Records from a collection
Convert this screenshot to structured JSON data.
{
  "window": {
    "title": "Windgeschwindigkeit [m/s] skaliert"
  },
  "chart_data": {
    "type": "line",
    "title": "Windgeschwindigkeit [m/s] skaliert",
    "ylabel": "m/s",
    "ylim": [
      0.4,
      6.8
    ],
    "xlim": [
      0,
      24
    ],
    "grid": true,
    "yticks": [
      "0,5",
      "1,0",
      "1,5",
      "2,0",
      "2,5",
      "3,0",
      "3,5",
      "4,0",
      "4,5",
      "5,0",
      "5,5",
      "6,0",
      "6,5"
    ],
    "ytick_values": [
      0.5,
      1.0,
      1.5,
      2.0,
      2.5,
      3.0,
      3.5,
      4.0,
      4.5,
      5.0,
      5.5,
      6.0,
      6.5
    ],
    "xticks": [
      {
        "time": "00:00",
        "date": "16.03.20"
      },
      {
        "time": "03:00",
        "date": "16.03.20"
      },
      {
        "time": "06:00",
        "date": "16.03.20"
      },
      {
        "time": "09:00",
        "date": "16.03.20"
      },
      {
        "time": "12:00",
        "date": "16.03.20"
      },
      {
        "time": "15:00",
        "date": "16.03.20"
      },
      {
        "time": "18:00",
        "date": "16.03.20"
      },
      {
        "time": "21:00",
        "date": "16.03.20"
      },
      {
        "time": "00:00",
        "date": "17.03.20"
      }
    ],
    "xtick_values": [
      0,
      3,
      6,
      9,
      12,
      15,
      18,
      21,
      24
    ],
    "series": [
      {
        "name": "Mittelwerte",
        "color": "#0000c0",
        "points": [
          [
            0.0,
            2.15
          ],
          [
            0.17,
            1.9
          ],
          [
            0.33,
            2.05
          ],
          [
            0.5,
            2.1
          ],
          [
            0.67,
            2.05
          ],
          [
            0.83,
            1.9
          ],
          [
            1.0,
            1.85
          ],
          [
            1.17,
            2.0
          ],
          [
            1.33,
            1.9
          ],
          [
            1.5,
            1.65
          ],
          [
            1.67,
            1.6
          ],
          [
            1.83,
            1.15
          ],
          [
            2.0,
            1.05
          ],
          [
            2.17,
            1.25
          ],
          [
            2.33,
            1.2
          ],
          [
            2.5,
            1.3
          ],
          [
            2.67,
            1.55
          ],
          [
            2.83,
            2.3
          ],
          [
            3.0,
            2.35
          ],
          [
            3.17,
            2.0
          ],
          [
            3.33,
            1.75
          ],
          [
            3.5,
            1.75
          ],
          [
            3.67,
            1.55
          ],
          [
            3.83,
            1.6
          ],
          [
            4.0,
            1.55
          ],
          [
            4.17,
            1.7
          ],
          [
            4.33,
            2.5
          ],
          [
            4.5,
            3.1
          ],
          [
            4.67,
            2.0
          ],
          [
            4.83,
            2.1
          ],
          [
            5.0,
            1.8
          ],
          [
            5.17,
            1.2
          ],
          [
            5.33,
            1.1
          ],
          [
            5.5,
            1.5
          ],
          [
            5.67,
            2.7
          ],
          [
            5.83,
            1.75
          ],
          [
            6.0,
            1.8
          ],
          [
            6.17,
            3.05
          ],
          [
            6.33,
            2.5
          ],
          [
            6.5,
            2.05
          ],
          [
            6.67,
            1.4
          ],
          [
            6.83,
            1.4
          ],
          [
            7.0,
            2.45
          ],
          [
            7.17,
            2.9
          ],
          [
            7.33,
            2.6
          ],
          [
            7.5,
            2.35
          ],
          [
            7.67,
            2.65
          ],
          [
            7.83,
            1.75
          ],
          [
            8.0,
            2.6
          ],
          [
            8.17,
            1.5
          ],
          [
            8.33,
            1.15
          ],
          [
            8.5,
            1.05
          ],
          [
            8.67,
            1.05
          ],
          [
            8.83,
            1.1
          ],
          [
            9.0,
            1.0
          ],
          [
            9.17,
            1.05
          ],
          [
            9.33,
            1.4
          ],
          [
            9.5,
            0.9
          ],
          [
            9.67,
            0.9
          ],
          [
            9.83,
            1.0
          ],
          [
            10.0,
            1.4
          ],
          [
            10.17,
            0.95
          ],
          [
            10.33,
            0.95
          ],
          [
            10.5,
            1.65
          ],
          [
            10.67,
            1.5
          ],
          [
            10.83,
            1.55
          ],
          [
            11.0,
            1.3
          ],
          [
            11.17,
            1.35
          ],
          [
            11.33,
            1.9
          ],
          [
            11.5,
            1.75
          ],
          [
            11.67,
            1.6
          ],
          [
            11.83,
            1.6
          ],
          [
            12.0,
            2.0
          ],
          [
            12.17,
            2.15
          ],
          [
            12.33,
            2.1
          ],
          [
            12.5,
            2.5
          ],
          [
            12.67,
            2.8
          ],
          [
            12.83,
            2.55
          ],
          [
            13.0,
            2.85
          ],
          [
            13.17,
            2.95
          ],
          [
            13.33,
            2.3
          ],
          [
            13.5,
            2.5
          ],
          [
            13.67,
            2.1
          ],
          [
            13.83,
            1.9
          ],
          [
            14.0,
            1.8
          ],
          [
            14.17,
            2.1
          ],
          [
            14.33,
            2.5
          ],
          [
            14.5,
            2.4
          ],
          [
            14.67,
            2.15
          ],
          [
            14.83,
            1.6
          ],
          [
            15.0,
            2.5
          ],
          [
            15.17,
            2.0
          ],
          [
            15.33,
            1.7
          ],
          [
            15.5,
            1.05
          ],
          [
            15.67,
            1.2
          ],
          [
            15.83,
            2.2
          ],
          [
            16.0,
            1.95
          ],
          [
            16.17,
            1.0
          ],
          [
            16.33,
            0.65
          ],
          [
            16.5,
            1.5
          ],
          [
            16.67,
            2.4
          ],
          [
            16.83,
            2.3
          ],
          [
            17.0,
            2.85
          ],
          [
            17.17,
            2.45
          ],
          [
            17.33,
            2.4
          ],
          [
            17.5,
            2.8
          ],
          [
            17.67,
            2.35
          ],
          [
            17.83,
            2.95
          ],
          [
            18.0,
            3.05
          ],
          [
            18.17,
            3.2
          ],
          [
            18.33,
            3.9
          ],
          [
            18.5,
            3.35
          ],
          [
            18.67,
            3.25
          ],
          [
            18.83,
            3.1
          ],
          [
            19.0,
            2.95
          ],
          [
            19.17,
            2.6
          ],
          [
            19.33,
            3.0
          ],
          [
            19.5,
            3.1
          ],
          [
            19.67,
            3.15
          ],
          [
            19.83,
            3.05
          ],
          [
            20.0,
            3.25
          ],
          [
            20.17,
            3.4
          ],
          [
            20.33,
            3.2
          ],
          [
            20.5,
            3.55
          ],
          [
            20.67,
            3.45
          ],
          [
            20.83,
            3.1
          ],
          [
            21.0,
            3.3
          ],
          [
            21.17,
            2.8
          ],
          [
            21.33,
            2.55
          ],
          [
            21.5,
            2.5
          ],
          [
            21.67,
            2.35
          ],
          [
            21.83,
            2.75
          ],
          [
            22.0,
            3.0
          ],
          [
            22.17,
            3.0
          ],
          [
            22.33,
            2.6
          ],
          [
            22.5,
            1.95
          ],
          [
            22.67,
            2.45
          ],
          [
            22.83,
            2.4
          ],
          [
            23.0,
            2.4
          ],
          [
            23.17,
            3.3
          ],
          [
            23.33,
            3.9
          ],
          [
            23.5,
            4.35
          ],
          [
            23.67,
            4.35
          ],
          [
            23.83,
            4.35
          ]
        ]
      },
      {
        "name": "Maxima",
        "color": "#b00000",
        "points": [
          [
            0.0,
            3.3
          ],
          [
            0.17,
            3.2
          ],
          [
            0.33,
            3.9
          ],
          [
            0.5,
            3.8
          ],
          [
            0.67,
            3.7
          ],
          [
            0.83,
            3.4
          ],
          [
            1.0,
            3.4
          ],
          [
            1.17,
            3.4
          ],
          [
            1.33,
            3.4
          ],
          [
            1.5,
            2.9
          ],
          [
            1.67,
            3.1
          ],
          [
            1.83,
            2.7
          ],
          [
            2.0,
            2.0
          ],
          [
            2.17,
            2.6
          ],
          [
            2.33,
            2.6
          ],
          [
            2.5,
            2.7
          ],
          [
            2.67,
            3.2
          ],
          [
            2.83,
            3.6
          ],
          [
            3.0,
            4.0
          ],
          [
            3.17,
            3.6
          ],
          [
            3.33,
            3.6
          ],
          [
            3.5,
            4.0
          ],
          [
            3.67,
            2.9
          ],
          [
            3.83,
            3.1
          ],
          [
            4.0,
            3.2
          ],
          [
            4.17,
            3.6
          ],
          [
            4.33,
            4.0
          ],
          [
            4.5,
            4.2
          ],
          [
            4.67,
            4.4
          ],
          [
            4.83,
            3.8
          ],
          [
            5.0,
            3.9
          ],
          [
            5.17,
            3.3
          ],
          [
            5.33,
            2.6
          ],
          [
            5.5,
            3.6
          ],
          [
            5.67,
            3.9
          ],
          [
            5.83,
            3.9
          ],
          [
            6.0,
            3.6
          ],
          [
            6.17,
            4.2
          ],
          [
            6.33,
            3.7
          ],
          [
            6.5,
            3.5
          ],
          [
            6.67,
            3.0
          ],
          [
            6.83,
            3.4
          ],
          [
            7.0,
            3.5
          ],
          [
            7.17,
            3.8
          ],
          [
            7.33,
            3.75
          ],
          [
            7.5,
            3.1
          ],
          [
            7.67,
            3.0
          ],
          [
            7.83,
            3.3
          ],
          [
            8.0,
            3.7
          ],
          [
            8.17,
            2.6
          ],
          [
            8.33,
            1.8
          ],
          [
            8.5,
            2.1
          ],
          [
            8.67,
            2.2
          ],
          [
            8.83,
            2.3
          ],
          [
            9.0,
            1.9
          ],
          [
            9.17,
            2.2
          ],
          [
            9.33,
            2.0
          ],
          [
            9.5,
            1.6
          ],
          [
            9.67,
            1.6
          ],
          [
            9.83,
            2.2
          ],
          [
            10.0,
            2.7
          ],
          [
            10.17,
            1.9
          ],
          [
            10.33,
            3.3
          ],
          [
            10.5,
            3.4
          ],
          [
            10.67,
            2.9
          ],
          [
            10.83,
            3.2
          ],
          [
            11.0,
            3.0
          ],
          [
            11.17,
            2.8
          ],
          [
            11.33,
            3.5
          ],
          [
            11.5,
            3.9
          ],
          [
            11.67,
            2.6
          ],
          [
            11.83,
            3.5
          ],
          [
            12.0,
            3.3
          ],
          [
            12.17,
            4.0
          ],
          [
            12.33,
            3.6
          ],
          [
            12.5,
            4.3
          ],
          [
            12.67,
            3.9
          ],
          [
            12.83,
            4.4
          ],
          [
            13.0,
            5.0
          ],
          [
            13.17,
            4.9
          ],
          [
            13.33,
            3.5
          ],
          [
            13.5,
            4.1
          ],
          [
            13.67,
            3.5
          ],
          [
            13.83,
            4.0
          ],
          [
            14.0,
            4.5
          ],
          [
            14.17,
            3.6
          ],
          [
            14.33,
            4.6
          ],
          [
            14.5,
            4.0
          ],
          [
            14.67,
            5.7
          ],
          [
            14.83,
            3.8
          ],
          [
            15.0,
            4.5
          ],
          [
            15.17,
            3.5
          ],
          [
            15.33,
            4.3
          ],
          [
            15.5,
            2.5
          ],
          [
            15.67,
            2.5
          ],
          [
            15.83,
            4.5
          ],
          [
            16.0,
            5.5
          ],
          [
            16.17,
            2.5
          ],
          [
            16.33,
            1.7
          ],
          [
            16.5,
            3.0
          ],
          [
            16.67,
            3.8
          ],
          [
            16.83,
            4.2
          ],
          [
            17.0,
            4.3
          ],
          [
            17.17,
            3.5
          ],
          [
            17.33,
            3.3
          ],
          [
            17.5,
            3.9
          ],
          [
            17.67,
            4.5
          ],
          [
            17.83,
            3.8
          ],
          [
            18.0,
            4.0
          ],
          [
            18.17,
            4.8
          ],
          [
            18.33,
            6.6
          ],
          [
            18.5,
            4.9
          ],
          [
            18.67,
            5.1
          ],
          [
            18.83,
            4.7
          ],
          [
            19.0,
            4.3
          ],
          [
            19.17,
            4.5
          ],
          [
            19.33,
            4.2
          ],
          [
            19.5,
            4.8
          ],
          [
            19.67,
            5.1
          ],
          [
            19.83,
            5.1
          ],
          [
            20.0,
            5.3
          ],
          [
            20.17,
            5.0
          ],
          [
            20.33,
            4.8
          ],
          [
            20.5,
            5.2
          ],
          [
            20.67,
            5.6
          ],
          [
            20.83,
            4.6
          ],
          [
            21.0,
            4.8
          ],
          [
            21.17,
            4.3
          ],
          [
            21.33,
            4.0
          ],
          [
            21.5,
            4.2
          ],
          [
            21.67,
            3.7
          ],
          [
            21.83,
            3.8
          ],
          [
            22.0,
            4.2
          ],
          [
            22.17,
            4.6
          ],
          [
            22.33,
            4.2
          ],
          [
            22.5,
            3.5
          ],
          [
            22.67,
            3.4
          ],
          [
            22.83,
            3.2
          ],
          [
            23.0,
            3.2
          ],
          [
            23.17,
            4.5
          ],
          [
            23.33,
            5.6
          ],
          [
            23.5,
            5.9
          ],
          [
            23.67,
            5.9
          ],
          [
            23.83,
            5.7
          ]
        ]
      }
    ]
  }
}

Task description: Copy out every line of the data that includes the word "Windgeschwindigkeit".

Exercise result:
    "title": "Windgeschwindigkeit [m/s] skaliert"
    "title": "Windgeschwindigkeit [m/s] skaliert",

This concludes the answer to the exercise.